> [Stated exercise] You are to retype all of the data exactly as it appears.

> [Supplied data]
——

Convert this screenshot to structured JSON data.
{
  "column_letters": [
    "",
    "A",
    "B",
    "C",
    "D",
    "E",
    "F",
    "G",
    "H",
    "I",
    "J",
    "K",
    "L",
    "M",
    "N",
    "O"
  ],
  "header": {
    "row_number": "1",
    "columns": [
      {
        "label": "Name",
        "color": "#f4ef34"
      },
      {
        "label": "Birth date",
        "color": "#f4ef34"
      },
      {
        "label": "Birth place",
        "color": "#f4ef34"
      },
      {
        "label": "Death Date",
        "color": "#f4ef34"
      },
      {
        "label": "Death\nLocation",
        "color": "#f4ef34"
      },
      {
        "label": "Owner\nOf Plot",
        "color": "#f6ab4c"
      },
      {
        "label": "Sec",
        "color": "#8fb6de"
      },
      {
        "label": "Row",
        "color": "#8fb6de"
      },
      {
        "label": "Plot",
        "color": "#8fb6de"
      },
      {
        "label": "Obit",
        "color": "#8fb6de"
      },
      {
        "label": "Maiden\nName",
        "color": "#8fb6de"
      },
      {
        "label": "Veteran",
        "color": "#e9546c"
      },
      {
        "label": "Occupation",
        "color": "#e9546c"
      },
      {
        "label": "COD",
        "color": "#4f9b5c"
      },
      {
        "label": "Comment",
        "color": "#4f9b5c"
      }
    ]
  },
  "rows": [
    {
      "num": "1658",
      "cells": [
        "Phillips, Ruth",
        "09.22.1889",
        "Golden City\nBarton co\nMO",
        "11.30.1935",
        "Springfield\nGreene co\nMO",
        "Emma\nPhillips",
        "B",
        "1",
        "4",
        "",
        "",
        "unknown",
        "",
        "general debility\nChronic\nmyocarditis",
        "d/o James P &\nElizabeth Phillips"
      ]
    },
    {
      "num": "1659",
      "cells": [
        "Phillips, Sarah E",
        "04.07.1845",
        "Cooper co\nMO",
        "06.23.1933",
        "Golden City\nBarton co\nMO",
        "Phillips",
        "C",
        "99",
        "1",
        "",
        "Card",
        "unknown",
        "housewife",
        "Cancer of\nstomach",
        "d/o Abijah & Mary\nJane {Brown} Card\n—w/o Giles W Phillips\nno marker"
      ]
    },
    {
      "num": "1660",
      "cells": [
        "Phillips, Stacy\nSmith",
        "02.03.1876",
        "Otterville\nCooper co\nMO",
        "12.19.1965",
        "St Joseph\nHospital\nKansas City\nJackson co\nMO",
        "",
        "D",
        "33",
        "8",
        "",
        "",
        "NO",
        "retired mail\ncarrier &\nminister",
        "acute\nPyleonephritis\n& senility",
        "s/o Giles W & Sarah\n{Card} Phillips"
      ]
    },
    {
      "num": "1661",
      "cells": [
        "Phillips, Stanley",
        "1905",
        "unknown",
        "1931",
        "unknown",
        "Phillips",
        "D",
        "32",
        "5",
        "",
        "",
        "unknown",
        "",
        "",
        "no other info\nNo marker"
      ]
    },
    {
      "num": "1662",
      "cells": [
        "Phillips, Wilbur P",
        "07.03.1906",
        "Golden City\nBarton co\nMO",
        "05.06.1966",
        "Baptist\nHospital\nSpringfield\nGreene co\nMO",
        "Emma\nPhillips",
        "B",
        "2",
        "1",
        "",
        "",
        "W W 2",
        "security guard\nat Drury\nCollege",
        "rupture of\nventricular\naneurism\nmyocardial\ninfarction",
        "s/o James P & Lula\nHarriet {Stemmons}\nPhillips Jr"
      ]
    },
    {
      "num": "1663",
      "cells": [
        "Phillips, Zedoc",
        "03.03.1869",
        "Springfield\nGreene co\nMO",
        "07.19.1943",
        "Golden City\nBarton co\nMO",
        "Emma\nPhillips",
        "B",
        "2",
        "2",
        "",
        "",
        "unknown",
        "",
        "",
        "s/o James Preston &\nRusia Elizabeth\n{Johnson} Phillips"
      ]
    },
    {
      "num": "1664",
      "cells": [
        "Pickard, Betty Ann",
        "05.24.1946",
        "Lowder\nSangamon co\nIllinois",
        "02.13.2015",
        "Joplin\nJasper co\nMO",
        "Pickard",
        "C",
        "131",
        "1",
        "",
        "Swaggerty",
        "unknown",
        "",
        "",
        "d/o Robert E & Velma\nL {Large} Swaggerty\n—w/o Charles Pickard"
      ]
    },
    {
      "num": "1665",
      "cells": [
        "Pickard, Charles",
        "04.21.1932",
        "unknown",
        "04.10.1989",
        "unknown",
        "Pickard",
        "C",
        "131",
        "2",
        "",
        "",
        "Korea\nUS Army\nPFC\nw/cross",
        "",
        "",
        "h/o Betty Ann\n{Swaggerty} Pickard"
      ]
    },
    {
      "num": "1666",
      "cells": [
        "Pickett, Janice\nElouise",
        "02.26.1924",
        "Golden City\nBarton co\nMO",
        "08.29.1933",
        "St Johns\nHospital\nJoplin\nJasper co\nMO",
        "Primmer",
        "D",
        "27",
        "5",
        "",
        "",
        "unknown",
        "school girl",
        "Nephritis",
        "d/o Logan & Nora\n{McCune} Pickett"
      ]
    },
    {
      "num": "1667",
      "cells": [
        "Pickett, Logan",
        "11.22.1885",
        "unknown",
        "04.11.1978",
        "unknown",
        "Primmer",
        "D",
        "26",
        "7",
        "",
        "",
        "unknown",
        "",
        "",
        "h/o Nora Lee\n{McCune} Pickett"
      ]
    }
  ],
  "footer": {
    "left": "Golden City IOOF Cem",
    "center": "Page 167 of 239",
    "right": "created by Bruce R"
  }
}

——

> [Exercise answer]
Convert this screenshot to structured JSON data.
{
  "column_letters": [
    "",
    "A",
    "B",
    "C",
    "D",
    "E",
    "F",
    "G",
    "H",
    "I",
    "J",
    "K",
    "L",
    "M",
    "N",
    "O"
  ],
  "header": {
    "row_number": "1",
    "columns": [
      {
        "label": "Name",
        "color": "#f4ef34"
      },
      {
        "label": "Birth date",
        "color": "#f4ef34"
      },
      {
        "label": "Birth place",
        "color": "#f4ef34"
      },
      {
        "label": "Death Date",
        "color": "#f4ef34"
      },
      {
        "label": "Death\nLocation",
        "color": "#f4ef34"
      },
      {
        "label": "Owner\nOf Plot",
        "color": "#f6ab4c"
      },
      {
        "label": "Sec",
        "color": "#8fb6de"
      },
      {
        "label": "Row",
        "color": "#8fb6de"
      },
      {
        "label": "Plot",
        "color": "#8fb6de"
      },
      {
        "label": "Obit",
        "color": "#8fb6de"
      },
      {
        "label": "Maiden\nName",
        "color": "#8fb6de"
      },
      {
        "label": "Veteran",
        "color": "#e9546c"
      },
      {
        "label": "Occupation",
        "color": "#e9546c"
      },
      {
        "label": "COD",
        "color": "#4f9b5c"
      },
      {
        "label": "Comment",
        "color": "#4f9b5c"
      }
    ]
  },
  "rows": [
    {
      "num": "1658",
      "cells": [
        "Phillips, Ruth",
        "09.22.1889",
        "Golden City\nBarton co\nMO",
        "11.30.1935",
        "Springfield\nGreene co\nMO",
        "Emma\nPhillips",
        "B",
        "1",
        "4",
        "",
        "",
        "unknown",
        "",
        "general debility\nChronic\nmyocarditis",
        "d/o James P &\nElizabeth Phillips"
      ]
    },
    {
      "num": "1659",
      "cells": [
        "Phillips, Sarah E",
        "04.07.1845",
        "Cooper co\nMO",
        "06.23.1933",
        "Golden City\nBarton co\nMO",
        "Phillips",
        "C",
        "99",
        "1",
        "",
        "Card",
        "unknown",
        "housewife",
        "Cancer of\nstomach",
        "d/o Abijah & Mary\nJane {Brown} Card\n—w/o Giles W Phillips\nno marker"
      ]
    },
    {
      "num": "1660",
      "cells": [
        "Phillips, Stacy\nSmith",
        "02.03.1876",
        "Otterville\nCooper co\nMO",
        "12.19.1965",
        "St Joseph\nHospital\nKansas City\nJackson co\nMO",
        "",
        "D",
        "33",
        "8",
        "",
        "",
        "NO",
        "retired mail\ncarrier &\nminister",
        "acute\nPyleonephritis\n& senility",
        "s/o Giles W & Sarah\n{Card} Phillips"
      ]
    },
    {
      "num": "1661",
      "cells": [
        "Phillips, Stanley",
        "1905",
        "unknown",
        "1931",
        "unknown",
        "Phillips",
        "D",
        "32",
        "5",
        "",
        "",
        "unknown",
        "",
        "",
        "no other info\nNo marker"
      ]
    },
    {
      "num": "1662",
      "cells": [
        "Phillips, Wilbur P",
        "07.03.1906",
        "Golden City\nBarton co\nMO",
        "05.06.1966",
        "Baptist\nHospital\nSpringfield\nGreene co\nMO",
        "Emma\nPhillips",
        "B",
        "2",
        "1",
        "",
        "",
        "W W 2",
        "security guard\nat Drury\nCollege",
        "rupture of\nventricular\naneurism\nmyocardial\ninfarction",
        "s/o James P & Lula\nHarriet {Stemmons}\nPhillips Jr"
      ]
    },
    {
      "num": "1663",
      "cells": [
        "Phillips, Zedoc",
        "03.03.1869",
        "Springfield\nGreene co\nMO",
        "07.19.1943",
        "Golden City\nBarton co\nMO",
        "Emma\nPhillips",
        "B",
        "2",
        "2",
        "",
        "",
        "unknown",
        "",
        "",
        "s/o James Preston &\nRusia Elizabeth\n{Johnson} Phillips"
      ]
    },
    {
      "num": "1664",
      "cells": [
        "Pickard, Betty Ann",
        "05.24.1946",
        "Lowder\nSangamon co\nIllinois",
        "02.13.2015",
        "Joplin\nJasper co\nMO",
        "Pickard",
        "C",
        "131",
        "1",
        "",
        "Swaggerty",
        "unknown",
        "",
        "",
        "d/o Robert E & Velma\nL {Large} Swaggerty\n—w/o Charles Pickard"
      ]
    },
    {
      "num": "1665",
      "cells": [
        "Pickard, Charles",
        "04.21.1932",
        "unknown",
        "04.10.1989",
        "unknown",
        "Pickard",
        "C",
        "131",
        "2",
        "",
        "",
        "Korea\nUS Army\nPFC\nw/cross",
        "",
        "",
        "h/o Betty Ann\n{Swaggerty} Pickard"
      ]
    },
    {
      "num": "1666",
      "cells": [
        "Pickett, Janice\nElouise",
        "02.26.1924",
        "Golden City\nBarton co\nMO",
        "08.29.1933",
        "St Johns\nHospital\nJoplin\nJasper co\nMO",
        "Primmer",
        "D",
        "27",
        "5",
        "",
        "",
        "unknown",
        "school girl",
        "Nephritis",
        "d/o Logan & Nora\n{McCune} Pickett"
      ]
    },
    {
      "num": "1667",
      "cells": [
        "Pickett, Logan",
        "11.22.1885",
        "unknown",
        "04.11.1978",
        "unknown",
        "Primmer",
        "D",
        "26",
        "7",
        "",
        "",
        "unknown",
        "",
        "",
        "h/o Nora Lee\n{McCune} Pickett"
      ]
    }
  ],
  "footer": {
    "left": "Golden City IOOF Cem",
    "center": "Page 167 of 239",
    "right": "created by Bruce R"
  }
}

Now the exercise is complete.